• **Task goal**: Only the number is wanted: how many lines contain the word "text"?

• **Some records**:
· · · · ·

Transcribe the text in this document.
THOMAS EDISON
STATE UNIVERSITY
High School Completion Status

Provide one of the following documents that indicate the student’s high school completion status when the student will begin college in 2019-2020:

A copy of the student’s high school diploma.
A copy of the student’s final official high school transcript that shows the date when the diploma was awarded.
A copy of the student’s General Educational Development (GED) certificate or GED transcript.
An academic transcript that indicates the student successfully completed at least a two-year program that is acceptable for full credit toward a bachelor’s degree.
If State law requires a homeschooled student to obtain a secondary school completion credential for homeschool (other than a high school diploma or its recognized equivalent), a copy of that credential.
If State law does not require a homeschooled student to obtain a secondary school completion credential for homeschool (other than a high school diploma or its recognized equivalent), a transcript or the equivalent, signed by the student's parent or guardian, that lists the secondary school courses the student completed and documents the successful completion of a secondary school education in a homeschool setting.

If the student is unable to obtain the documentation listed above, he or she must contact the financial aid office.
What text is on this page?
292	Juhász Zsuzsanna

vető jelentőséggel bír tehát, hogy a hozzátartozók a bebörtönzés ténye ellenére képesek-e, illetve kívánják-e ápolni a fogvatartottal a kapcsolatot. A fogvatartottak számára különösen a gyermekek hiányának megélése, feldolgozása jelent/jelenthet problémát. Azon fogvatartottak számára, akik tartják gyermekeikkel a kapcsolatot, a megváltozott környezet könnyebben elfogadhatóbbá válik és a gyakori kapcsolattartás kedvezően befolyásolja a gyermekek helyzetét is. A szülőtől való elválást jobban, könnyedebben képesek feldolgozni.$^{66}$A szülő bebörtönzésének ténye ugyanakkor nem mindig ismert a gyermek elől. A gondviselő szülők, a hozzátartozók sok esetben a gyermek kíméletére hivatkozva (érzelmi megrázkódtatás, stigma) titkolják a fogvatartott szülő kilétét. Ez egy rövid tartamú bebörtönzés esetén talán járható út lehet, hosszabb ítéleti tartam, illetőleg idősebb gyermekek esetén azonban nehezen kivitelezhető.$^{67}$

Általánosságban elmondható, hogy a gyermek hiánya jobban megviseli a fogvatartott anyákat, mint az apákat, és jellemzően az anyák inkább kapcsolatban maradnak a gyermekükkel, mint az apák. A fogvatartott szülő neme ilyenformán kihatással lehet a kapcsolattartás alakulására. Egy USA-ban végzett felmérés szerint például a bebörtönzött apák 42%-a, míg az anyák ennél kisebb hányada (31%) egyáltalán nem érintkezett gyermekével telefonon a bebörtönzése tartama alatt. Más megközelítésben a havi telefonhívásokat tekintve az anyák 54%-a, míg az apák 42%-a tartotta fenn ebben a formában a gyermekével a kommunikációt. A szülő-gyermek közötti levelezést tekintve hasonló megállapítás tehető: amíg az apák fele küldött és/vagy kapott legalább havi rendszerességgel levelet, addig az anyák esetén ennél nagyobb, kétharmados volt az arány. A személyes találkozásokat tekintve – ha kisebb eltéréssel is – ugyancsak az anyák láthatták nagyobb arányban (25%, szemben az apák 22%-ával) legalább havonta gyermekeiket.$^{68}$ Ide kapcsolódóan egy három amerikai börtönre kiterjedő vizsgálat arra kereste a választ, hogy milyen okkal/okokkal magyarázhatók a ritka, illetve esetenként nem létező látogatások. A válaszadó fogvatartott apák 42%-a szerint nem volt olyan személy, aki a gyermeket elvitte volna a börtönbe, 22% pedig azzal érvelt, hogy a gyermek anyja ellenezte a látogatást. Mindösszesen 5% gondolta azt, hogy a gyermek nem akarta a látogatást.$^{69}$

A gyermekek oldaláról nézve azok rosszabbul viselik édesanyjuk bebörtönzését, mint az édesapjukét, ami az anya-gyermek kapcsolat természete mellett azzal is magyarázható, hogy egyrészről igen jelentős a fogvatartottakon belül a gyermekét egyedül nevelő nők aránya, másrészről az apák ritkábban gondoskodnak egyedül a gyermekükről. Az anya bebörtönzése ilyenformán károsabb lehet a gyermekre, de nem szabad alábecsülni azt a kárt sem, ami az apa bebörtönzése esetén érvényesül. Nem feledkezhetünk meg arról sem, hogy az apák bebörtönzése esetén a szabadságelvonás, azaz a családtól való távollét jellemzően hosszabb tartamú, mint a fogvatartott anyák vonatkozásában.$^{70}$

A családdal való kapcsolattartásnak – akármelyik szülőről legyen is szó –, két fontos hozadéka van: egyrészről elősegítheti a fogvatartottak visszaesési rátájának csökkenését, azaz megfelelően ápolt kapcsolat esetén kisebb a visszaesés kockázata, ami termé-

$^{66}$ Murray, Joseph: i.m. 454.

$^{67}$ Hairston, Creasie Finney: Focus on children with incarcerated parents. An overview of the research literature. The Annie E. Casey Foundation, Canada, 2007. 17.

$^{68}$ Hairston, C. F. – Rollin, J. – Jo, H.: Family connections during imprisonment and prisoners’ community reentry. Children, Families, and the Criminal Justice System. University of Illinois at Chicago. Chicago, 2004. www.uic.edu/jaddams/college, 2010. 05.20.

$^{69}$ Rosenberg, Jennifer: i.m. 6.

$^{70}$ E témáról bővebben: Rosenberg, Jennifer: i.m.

· · · · ·

• **Finished exercise**: 2